[start]

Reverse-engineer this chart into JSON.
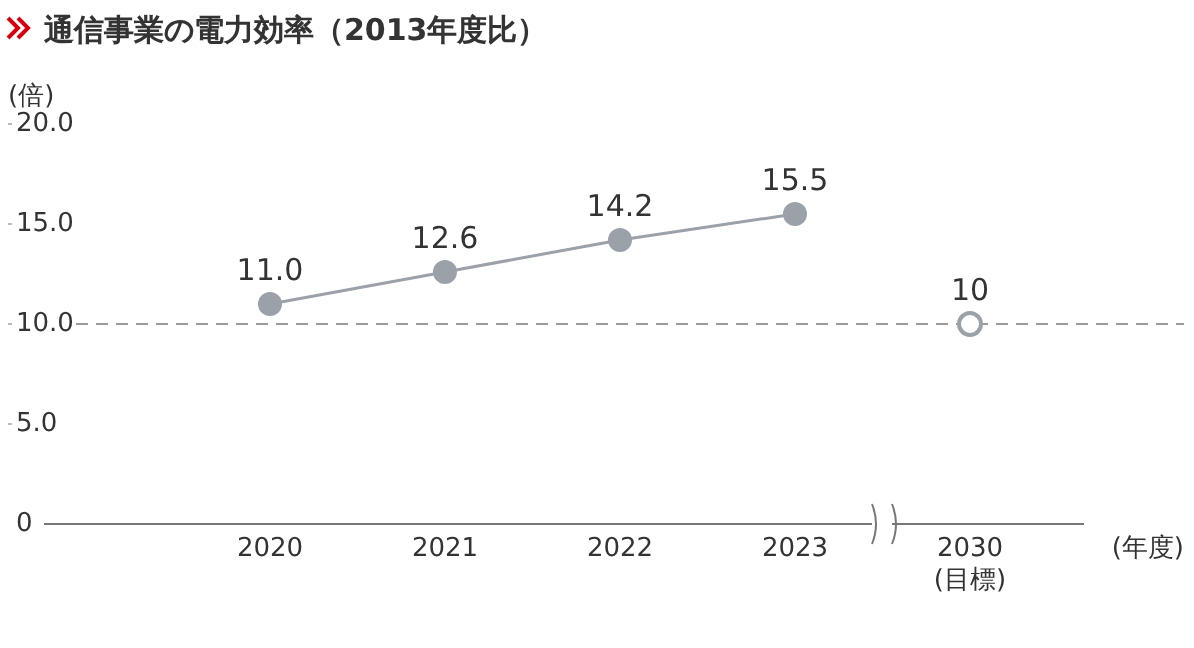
{
  "chart_data": {
    "type": "line",
    "title": "通信事業の電力効率（2013年度比）",
    "ylabel": "(倍)",
    "xlabel": "(年度)",
    "categories": [
      "2020",
      "2021",
      "2022",
      "2023",
      "2030\n(目標)"
    ],
    "ylim": [
      0,
      20
    ],
    "yticks": [
      0,
      {
        "value": 5,
        "label": "5.0"
      },
      {
        "value": 10,
        "label": "10.0"
      },
      {
        "value": 15,
        "label": "15.0"
      },
      {
        "value": 20,
        "label": "20.0"
      }
    ],
    "marker": "circle",
    "line_style": "solid",
    "series": [
      {
        "color": "#9ba1a8",
        "values": [
          11.0,
          12.6,
          14.2,
          15.5,
          null
        ],
        "value_labels": [
          "11.0",
          "12.6",
          "14.2",
          "15.5",
          null
        ]
      },
      {
        "type": "scatter",
        "color": "#9ba1a8",
        "values": [
          null,
          null,
          null,
          null,
          10
        ],
        "value_labels": [
          null,
          null,
          null,
          null,
          "10"
        ]
      }
    ],
    "ref_lines": [
      {
        "axis": "y",
        "value": 10,
        "color": "#9a9a9a",
        "line_style": "dashed"
      }
    ]
  }
}
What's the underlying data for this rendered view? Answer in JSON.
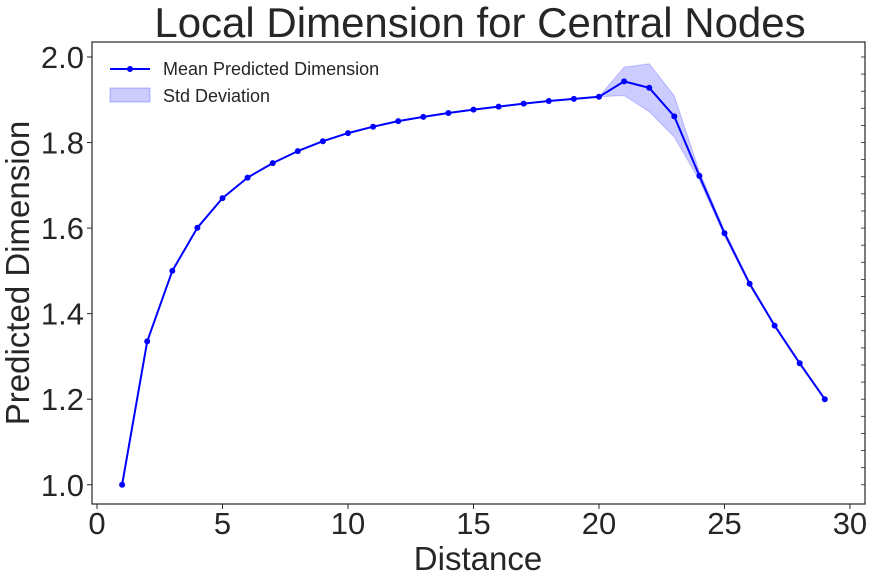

[end]

■ Objective: Without the pictures, write out the whole listing above exactly as it appears.

■ In response:
Reverse-engineer this chart into JSON.
{
  "chart_data": {
    "type": "line",
    "title": "通信事業の電力効率（2013年度比）",
    "ylabel": "(倍)",
    "xlabel": "(年度)",
    "categories": [
      "2020",
      "2021",
      "2022",
      "2023",
      "2030\n(目標)"
    ],
    "ylim": [
      0,
      20
    ],
    "yticks": [
      0,
      {
        "value": 5,
        "label": "5.0"
      },
      {
        "value": 10,
        "label": "10.0"
      },
      {
        "value": 15,
        "label": "15.0"
      },
      {
        "value": 20,
        "label": "20.0"
      }
    ],
    "marker": "circle",
    "line_style": "solid",
    "series": [
      {
        "color": "#9ba1a8",
        "values": [
          11.0,
          12.6,
          14.2,
          15.5,
          null
        ],
        "value_labels": [
          "11.0",
          "12.6",
          "14.2",
          "15.5",
          null
        ]
      },
      {
        "type": "scatter",
        "color": "#9ba1a8",
        "values": [
          null,
          null,
          null,
          null,
          10
        ],
        "value_labels": [
          null,
          null,
          null,
          null,
          "10"
        ]
      }
    ],
    "ref_lines": [
      {
        "axis": "y",
        "value": 10,
        "color": "#9a9a9a",
        "line_style": "dashed"
      }
    ]
  }
}
What's the underlying data for this rendered view? Answer in JSON.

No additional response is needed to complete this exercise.